(Data excerpts)
=====

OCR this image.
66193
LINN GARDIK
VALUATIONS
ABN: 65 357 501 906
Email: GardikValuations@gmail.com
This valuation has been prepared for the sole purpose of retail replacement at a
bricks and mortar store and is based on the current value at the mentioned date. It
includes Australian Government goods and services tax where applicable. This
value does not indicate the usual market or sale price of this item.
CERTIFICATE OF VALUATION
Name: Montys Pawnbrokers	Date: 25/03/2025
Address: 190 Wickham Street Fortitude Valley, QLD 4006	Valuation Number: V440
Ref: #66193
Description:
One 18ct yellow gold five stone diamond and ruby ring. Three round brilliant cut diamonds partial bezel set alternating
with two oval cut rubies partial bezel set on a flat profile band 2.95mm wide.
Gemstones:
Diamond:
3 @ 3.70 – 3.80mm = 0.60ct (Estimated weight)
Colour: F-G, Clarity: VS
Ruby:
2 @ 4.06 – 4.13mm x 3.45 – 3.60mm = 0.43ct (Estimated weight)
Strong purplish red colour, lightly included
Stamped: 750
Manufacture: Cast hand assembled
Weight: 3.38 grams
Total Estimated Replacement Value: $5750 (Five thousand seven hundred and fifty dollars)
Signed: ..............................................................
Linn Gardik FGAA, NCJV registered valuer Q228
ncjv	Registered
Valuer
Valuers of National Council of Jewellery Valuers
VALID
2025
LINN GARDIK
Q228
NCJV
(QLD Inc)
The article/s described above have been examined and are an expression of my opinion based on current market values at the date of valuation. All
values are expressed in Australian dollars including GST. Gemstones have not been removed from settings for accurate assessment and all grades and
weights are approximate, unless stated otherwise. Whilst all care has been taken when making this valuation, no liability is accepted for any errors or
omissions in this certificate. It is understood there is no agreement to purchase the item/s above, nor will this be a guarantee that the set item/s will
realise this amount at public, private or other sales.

=====

Above are the records. Copy every line in them holding "market".

* [TASK SOLUTION]:
value does not indicate the usual market or sale price of this item.
The article/s described above have been examined and are an expression of my opinion based on current market values at the date of valuation. All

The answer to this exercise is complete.